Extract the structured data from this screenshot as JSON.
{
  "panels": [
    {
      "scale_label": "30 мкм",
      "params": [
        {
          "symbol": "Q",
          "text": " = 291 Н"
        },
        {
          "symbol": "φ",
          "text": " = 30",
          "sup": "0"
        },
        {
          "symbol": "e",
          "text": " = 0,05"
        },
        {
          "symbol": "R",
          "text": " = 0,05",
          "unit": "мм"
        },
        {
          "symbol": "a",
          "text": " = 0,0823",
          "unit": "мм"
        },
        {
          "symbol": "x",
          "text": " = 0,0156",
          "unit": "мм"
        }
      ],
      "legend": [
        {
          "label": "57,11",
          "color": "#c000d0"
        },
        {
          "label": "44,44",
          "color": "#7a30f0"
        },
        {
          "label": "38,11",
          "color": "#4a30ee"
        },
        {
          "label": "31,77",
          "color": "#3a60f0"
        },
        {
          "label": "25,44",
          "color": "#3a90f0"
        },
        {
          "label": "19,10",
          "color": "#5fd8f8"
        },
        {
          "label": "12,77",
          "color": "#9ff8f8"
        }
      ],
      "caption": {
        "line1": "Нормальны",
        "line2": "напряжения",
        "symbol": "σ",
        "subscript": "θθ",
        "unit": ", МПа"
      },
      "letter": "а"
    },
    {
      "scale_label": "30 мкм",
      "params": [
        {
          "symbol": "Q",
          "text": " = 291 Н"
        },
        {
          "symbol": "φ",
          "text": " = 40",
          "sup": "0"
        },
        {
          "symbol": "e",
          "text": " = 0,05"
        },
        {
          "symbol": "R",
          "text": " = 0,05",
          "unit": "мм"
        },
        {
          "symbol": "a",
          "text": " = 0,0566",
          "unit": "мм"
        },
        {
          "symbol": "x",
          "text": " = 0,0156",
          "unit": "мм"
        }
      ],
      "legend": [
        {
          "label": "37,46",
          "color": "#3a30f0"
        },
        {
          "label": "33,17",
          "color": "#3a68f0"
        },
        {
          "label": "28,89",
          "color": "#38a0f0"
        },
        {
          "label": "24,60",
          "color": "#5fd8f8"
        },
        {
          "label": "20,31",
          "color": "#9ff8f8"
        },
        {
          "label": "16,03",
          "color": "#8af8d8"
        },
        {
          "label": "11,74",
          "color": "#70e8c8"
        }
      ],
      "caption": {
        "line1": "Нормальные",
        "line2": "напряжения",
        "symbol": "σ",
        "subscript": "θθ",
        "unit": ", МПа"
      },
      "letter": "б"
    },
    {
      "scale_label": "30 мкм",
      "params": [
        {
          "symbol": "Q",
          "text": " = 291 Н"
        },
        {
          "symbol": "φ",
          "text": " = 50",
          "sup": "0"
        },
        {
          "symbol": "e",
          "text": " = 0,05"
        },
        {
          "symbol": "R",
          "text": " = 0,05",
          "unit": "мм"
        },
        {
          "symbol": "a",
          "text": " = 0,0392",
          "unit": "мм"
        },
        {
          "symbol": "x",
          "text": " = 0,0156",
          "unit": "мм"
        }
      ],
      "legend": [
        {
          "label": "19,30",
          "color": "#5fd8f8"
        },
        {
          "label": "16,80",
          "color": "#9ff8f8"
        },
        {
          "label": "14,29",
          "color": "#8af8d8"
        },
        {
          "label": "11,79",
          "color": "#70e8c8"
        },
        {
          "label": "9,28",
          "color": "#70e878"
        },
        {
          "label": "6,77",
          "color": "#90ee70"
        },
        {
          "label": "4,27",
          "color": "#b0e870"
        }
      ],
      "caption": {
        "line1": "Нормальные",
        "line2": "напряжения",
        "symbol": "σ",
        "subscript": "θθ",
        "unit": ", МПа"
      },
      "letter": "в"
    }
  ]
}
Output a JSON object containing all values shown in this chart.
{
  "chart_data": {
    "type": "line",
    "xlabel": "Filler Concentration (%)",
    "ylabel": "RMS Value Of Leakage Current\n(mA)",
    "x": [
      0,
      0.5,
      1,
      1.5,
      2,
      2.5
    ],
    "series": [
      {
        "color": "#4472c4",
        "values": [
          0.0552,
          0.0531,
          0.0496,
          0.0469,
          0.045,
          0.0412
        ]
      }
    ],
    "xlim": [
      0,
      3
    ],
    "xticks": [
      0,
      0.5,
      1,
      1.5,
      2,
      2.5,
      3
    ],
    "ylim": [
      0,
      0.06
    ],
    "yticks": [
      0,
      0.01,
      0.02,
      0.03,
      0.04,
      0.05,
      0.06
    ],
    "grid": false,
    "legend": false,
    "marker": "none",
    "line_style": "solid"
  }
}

□ □ □ □ □

● **GIVEN EXERCISE**
Count every line in the data where the string "values" occurs. Give nothing except the number.

● **CORRECT ANSWER**
2